[Stored data]
================
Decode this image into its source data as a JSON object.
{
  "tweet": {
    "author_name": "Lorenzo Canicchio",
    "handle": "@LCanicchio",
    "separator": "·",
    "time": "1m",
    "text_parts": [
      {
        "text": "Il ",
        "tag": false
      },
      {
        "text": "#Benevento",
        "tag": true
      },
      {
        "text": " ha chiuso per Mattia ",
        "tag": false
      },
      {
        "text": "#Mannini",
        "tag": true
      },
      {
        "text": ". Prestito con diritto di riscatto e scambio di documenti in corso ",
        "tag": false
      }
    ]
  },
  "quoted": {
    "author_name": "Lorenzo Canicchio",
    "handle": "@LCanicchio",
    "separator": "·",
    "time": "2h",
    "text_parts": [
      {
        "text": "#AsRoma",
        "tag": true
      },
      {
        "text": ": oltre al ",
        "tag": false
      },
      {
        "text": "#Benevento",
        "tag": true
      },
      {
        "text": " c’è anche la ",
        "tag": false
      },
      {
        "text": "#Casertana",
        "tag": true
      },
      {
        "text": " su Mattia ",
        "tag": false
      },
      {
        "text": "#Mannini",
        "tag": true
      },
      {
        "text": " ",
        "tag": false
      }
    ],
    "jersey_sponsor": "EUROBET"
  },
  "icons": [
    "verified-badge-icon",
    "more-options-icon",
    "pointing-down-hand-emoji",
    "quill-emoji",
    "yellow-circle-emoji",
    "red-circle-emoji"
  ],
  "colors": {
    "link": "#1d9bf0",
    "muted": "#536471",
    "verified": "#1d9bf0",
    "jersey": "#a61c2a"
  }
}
================
What you are asked to do >> Copy out all lines where the word "Mattia" appears.

Task output >>
        "text": " ha chiuso per Mattia ",
        "text": " su Mattia ",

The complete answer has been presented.